§ GOAL
Repeat all the records exactly, omitting pictures.

§ Items from a figure collection
_ _ _

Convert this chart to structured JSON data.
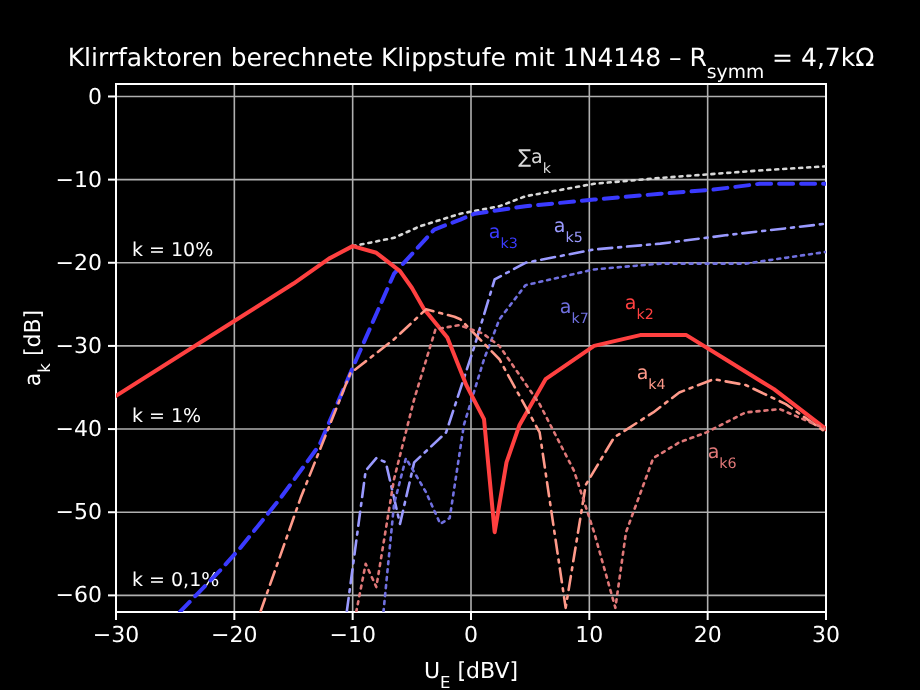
{
  "chart_data": {
    "type": "line",
    "title": "Klirrfaktoren berechnete Klippstufe mit 1N4148 – R$_{symm}$ = 4,7kΩ",
    "xlabel": "U$_{E}$ [dBV]",
    "ylabel": "a$_{k}$ [dB]",
    "xlim": [
      -30,
      30
    ],
    "ylim": [
      -62,
      1.5
    ],
    "xticks": [
      -30,
      -20,
      -10,
      0,
      10,
      20,
      30
    ],
    "yticks": [
      -60,
      -50,
      -40,
      -30,
      -20,
      -10,
      0
    ],
    "grid": true,
    "annotations": [
      "k = 10%",
      "k = 1%",
      "k = 0,1%"
    ],
    "series": [
      {
        "name": "∑a$_{k}$",
        "color": "#d8d8d8",
        "line_style": "dotted",
        "x": [
          -10,
          -6.5,
          -4.3,
          -0.9,
          2.4,
          4.6,
          10.4,
          16,
          24.4,
          30
        ],
        "values": [
          -18,
          -17,
          -15.6,
          -14.1,
          -13.2,
          -12,
          -10.5,
          -9.8,
          -8.9,
          -8.4
        ]
      },
      {
        "name": "a$_{k3}$",
        "color": "#3a3aff",
        "line_style": "dashed",
        "x": [
          -24.6,
          -21.2,
          -19.5,
          -16.1,
          -12.8,
          -9.9,
          -6.5,
          -3.1,
          -0.9,
          0.3,
          4.6,
          10.4,
          16,
          20.5,
          24.4,
          30
        ],
        "values": [
          -62,
          -57,
          -54.3,
          -48.3,
          -41.9,
          -32.3,
          -21.3,
          -16,
          -14.8,
          -14.1,
          -13.2,
          -12.4,
          -11.7,
          -11.2,
          -10.5,
          -10.5
        ]
      },
      {
        "name": "a$_{k5}$",
        "color": "#9a9aff",
        "line_style": "dashdot",
        "x": [
          -10.5,
          -8.9,
          -8,
          -7.2,
          -6,
          -4.8,
          -2.1,
          0.3,
          2,
          4.6,
          10.4,
          16,
          21.5,
          30
        ],
        "values": [
          -62,
          -45,
          -43.5,
          -44,
          -51.4,
          -44,
          -40.4,
          -30,
          -22,
          -20,
          -18.4,
          -17.7,
          -16.7,
          -15.3
        ]
      },
      {
        "name": "a$_{k7}$",
        "color": "#7070e0",
        "line_style": "dotted",
        "x": [
          -7.4,
          -6.5,
          -5.5,
          -3.8,
          -2.6,
          -1.8,
          -0.6,
          1.1,
          2.4,
          4.6,
          10.4,
          16,
          23.2,
          30
        ],
        "values": [
          -62,
          -49,
          -43.5,
          -47.6,
          -51.4,
          -50.7,
          -39.5,
          -31.6,
          -26.8,
          -22.7,
          -20.8,
          -20.1,
          -20.1,
          -18.7
        ]
      },
      {
        "name": "a$_{k2}$",
        "color": "#ff4040",
        "line_style": "solid",
        "x": [
          -30,
          -20,
          -15,
          -12,
          -10,
          -8,
          -6,
          -5,
          -4,
          -2,
          -0.4,
          1.1,
          2,
          3,
          4.1,
          6.3,
          10.4,
          14.3,
          18.2,
          21.5,
          25.6,
          30
        ],
        "values": [
          -36,
          -27,
          -22.5,
          -19.5,
          -18,
          -18.8,
          -21,
          -23,
          -25.5,
          -29,
          -34.7,
          -38.8,
          -52.4,
          -44,
          -39.5,
          -34,
          -30,
          -28.7,
          -28.7,
          -31.6,
          -35.2,
          -40
        ]
      },
      {
        "name": "a$_{k4}$",
        "color": "#ff9a8a",
        "line_style": "dashdot",
        "x": [
          -17.8,
          -14.4,
          -10.2,
          -6.5,
          -3.8,
          -1.4,
          -0.9,
          2.4,
          5.8,
          8,
          9.7,
          12.1,
          15.4,
          17.6,
          20.5,
          23.2,
          26.6,
          30
        ],
        "values": [
          -62,
          -48.3,
          -33.3,
          -29.2,
          -25.6,
          -26.5,
          -26.8,
          -31.6,
          -40.4,
          -61.5,
          -46.7,
          -41,
          -38,
          -35.6,
          -34,
          -34.7,
          -37,
          -40.4
        ]
      },
      {
        "name": "a$_{k6}$",
        "color": "#e07878",
        "line_style": "dotted",
        "x": [
          -9.7,
          -8.9,
          -8,
          -6.5,
          -4.8,
          -3,
          -1,
          1,
          2.4,
          5.8,
          8.7,
          10.4,
          12.2,
          13.1,
          15.4,
          17.6,
          19.9,
          23.2,
          26.1,
          30
        ],
        "values": [
          -62,
          -56.2,
          -59,
          -46,
          -36.4,
          -28,
          -27.5,
          -28.5,
          -30,
          -37,
          -45,
          -52.4,
          -61.5,
          -52.4,
          -43.5,
          -41.6,
          -40.4,
          -38,
          -37.6,
          -40
        ]
      }
    ]
  }
}
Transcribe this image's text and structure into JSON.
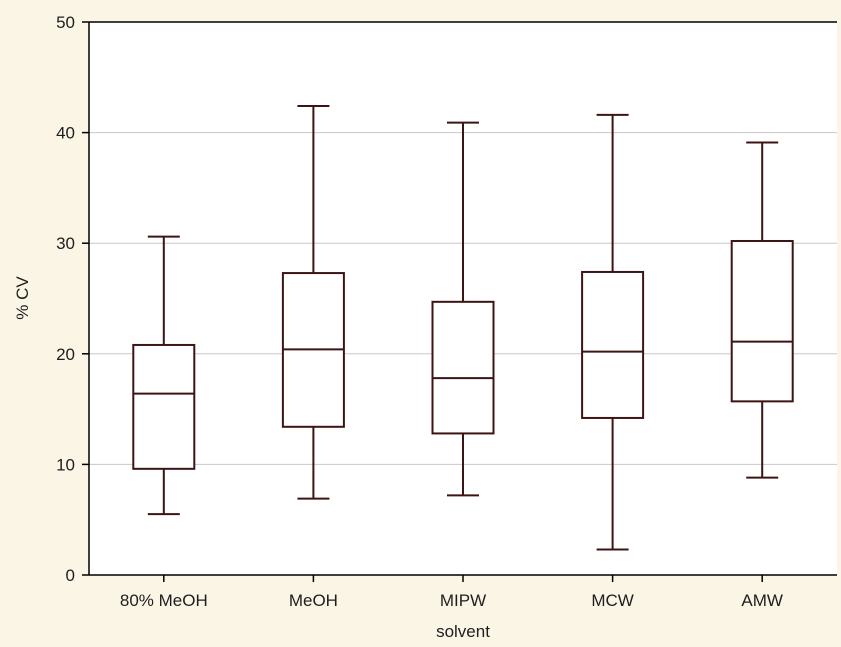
{
  "chart_data": {
    "type": "box",
    "xlabel": "solvent",
    "ylabel": "% CV",
    "ylim": [
      0,
      50
    ],
    "yticks": [
      0,
      10,
      20,
      30,
      40,
      50
    ],
    "grid": true,
    "categories": [
      "80% MeOH",
      "MeOH",
      "MIPW",
      "MCW",
      "AMW"
    ],
    "boxes": [
      {
        "category": "80% MeOH",
        "min": 5.5,
        "q1": 9.6,
        "median": 16.4,
        "q3": 20.8,
        "max": 30.6
      },
      {
        "category": "MeOH",
        "min": 6.9,
        "q1": 13.4,
        "median": 20.4,
        "q3": 27.3,
        "max": 42.4
      },
      {
        "category": "MIPW",
        "min": 7.2,
        "q1": 12.8,
        "median": 17.8,
        "q3": 24.7,
        "max": 40.9
      },
      {
        "category": "MCW",
        "min": 2.3,
        "q1": 14.2,
        "median": 20.2,
        "q3": 27.4,
        "max": 41.6
      },
      {
        "category": "AMW",
        "min": 8.8,
        "q1": 15.7,
        "median": 21.1,
        "q3": 30.2,
        "max": 39.1
      }
    ],
    "colors": {
      "background": "#fbf5e6",
      "plot_area": "#ffffff",
      "box_stroke": "#3c1414",
      "grid": "#c8c8c8",
      "axis": "#000000"
    }
  }
}
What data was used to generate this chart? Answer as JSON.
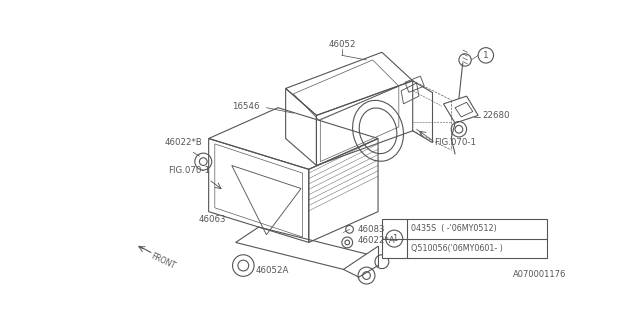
{
  "bg_color": "#ffffff",
  "line_color": "#555555",
  "fig_width": 6.4,
  "fig_height": 3.2,
  "dpi": 100,
  "watermark": "A070001176",
  "legend_line1": "0435S  ( -’06MY0512)",
  "legend_line2": "Q510056(’06MY0601- )"
}
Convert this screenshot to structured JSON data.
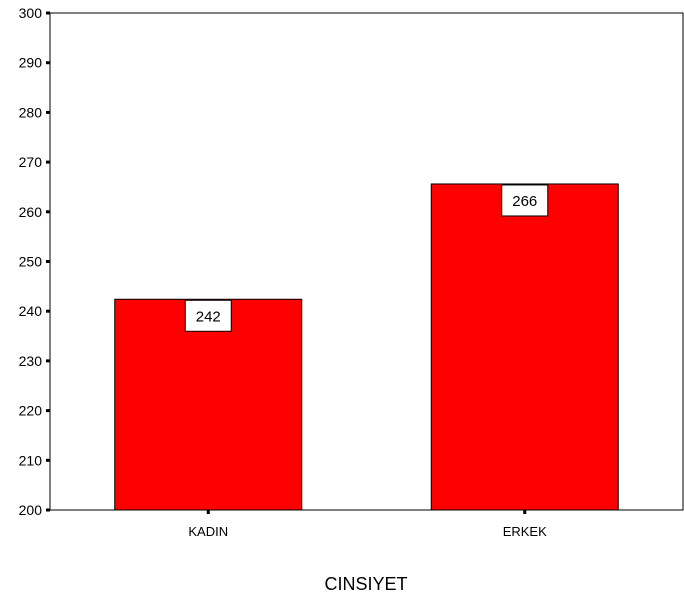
{
  "chart_data": {
    "type": "bar",
    "title": "",
    "xlabel": "CINSIYET",
    "ylabel": "",
    "categories": [
      "KADIN",
      "ERKEK"
    ],
    "values": [
      242.4,
      265.6
    ],
    "data_labels": [
      "242",
      "266"
    ],
    "ylim": [
      200,
      300
    ],
    "yticks": [
      200,
      210,
      220,
      230,
      240,
      250,
      260,
      270,
      280,
      290,
      300
    ],
    "grid": false,
    "legend": "none",
    "bar_color": "#FF0000",
    "bar_edge_color": "#000000"
  }
}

_ _ _

§ RESULT OF THE TASK
Convert this chart to structured JSON data.
{
  "chart_data": {
    "type": "line",
    "title": "Klirrfaktoren berechnete Klippstufe mit 1N4148 – R$_{symm}$ = 4,7kΩ",
    "xlabel": "U$_{E}$ [dBV]",
    "ylabel": "a$_{k}$ [dB]",
    "xlim": [
      -30,
      30
    ],
    "ylim": [
      -62,
      1.5
    ],
    "xticks": [
      -30,
      -20,
      -10,
      0,
      10,
      20,
      30
    ],
    "yticks": [
      -60,
      -50,
      -40,
      -30,
      -20,
      -10,
      0
    ],
    "grid": true,
    "annotations": [
      "k = 10%",
      "k = 1%",
      "k = 0,1%"
    ],
    "series": [
      {
        "name": "∑a$_{k}$",
        "color": "#d8d8d8",
        "line_style": "dotted",
        "x": [
          -10,
          -6.5,
          -4.3,
          -0.9,
          2.4,
          4.6,
          10.4,
          16,
          24.4,
          30
        ],
        "values": [
          -18,
          -17,
          -15.6,
          -14.1,
          -13.2,
          -12,
          -10.5,
          -9.8,
          -8.9,
          -8.4
        ]
      },
      {
        "name": "a$_{k3}$",
        "color": "#3a3aff",
        "line_style": "dashed",
        "x": [
          -24.6,
          -21.2,
          -19.5,
          -16.1,
          -12.8,
          -9.9,
          -6.5,
          -3.1,
          -0.9,
          0.3,
          4.6,
          10.4,
          16,
          20.5,
          24.4,
          30
        ],
        "values": [
          -62,
          -57,
          -54.3,
          -48.3,
          -41.9,
          -32.3,
          -21.3,
          -16,
          -14.8,
          -14.1,
          -13.2,
          -12.4,
          -11.7,
          -11.2,
          -10.5,
          -10.5
        ]
      },
      {
        "name": "a$_{k5}$",
        "color": "#9a9aff",
        "line_style": "dashdot",
        "x": [
          -10.5,
          -8.9,
          -8,
          -7.2,
          -6,
          -4.8,
          -2.1,
          0.3,
          2,
          4.6,
          10.4,
          16,
          21.5,
          30
        ],
        "values": [
          -62,
          -45,
          -43.5,
          -44,
          -51.4,
          -44,
          -40.4,
          -30,
          -22,
          -20,
          -18.4,
          -17.7,
          -16.7,
          -15.3
        ]
      },
      {
        "name": "a$_{k7}$",
        "color": "#7070e0",
        "line_style": "dotted",
        "x": [
          -7.4,
          -6.5,
          -5.5,
          -3.8,
          -2.6,
          -1.8,
          -0.6,
          1.1,
          2.4,
          4.6,
          10.4,
          16,
          23.2,
          30
        ],
        "values": [
          -62,
          -49,
          -43.5,
          -47.6,
          -51.4,
          -50.7,
          -39.5,
          -31.6,
          -26.8,
          -22.7,
          -20.8,
          -20.1,
          -20.1,
          -18.7
        ]
      },
      {
        "name": "a$_{k2}$",
        "color": "#ff4040",
        "line_style": "solid",
        "x": [
          -30,
          -20,
          -15,
          -12,
          -10,
          -8,
          -6,
          -5,
          -4,
          -2,
          -0.4,
          1.1,
          2,
          3,
          4.1,
          6.3,
          10.4,
          14.3,
          18.2,
          21.5,
          25.6,
          30
        ],
        "values": [
          -36,
          -27,
          -22.5,
          -19.5,
          -18,
          -18.8,
          -21,
          -23,
          -25.5,
          -29,
          -34.7,
          -38.8,
          -52.4,
          -44,
          -39.5,
          -34,
          -30,
          -28.7,
          -28.7,
          -31.6,
          -35.2,
          -40
        ]
      },
      {
        "name": "a$_{k4}$",
        "color": "#ff9a8a",
        "line_style": "dashdot",
        "x": [
          -17.8,
          -14.4,
          -10.2,
          -6.5,
          -3.8,
          -1.4,
          -0.9,
          2.4,
          5.8,
          8,
          9.7,
          12.1,
          15.4,
          17.6,
          20.5,
          23.2,
          26.6,
          30
        ],
        "values": [
          -62,
          -48.3,
          -33.3,
          -29.2,
          -25.6,
          -26.5,
          -26.8,
          -31.6,
          -40.4,
          -61.5,
          -46.7,
          -41,
          -38,
          -35.6,
          -34,
          -34.7,
          -37,
          -40.4
        ]
      },
      {
        "name": "a$_{k6}$",
        "color": "#e07878",
        "line_style": "dotted",
        "x": [
          -9.7,
          -8.9,
          -8,
          -6.5,
          -4.8,
          -3,
          -1,
          1,
          2.4,
          5.8,
          8.7,
          10.4,
          12.2,
          13.1,
          15.4,
          17.6,
          19.9,
          23.2,
          26.1,
          30
        ],
        "values": [
          -62,
          -56.2,
          -59,
          -46,
          -36.4,
          -28,
          -27.5,
          -28.5,
          -30,
          -37,
          -45,
          -52.4,
          -61.5,
          -52.4,
          -43.5,
          -41.6,
          -40.4,
          -38,
          -37.6,
          -40
        ]
      }
    ]
  }
}
Transcribe this image's text and structure into JSON.
{
  "chart_data": {
    "type": "box",
    "xlabel": "solvent",
    "ylabel": "% CV",
    "ylim": [
      0,
      50
    ],
    "yticks": [
      0,
      10,
      20,
      30,
      40,
      50
    ],
    "grid": true,
    "categories": [
      "80% MeOH",
      "MeOH",
      "MIPW",
      "MCW",
      "AMW"
    ],
    "boxes": [
      {
        "category": "80% MeOH",
        "min": 5.5,
        "q1": 9.6,
        "median": 16.4,
        "q3": 20.8,
        "max": 30.6
      },
      {
        "category": "MeOH",
        "min": 6.9,
        "q1": 13.4,
        "median": 20.4,
        "q3": 27.3,
        "max": 42.4
      },
      {
        "category": "MIPW",
        "min": 7.2,
        "q1": 12.8,
        "median": 17.8,
        "q3": 24.7,
        "max": 40.9
      },
      {
        "category": "MCW",
        "min": 2.3,
        "q1": 14.2,
        "median": 20.2,
        "q3": 27.4,
        "max": 41.6
      },
      {
        "category": "AMW",
        "min": 8.8,
        "q1": 15.7,
        "median": 21.1,
        "q3": 30.2,
        "max": 39.1
      }
    ],
    "colors": {
      "background": "#fbf5e6",
      "plot_area": "#ffffff",
      "box_stroke": "#3c1414",
      "grid": "#c8c8c8",
      "axis": "#000000"
    }
  }
}
What data was used to generate this chart? Answer as JSON.
{
  "bg_color": "#ffffff",
  "line_color": "#555555",
  "fig_width": 6.4,
  "fig_height": 3.2,
  "dpi": 100,
  "watermark": "A070001176",
  "legend_line1": "0435S  ( -’06MY0512)",
  "legend_line2": "Q510056(’06MY0601- )"
}
Convert this screenshot to structured JSON data.
{
  "chart_data": {
    "type": "bar",
    "title": "",
    "xlabel": "CINSIYET",
    "ylabel": "",
    "categories": [
      "KADIN",
      "ERKEK"
    ],
    "values": [
      242.4,
      265.6
    ],
    "data_labels": [
      "242",
      "266"
    ],
    "ylim": [
      200,
      300
    ],
    "yticks": [
      200,
      210,
      220,
      230,
      240,
      250,
      260,
      270,
      280,
      290,
      300
    ],
    "grid": false,
    "legend": "none",
    "bar_color": "#FF0000",
    "bar_edge_color": "#000000"
  }
}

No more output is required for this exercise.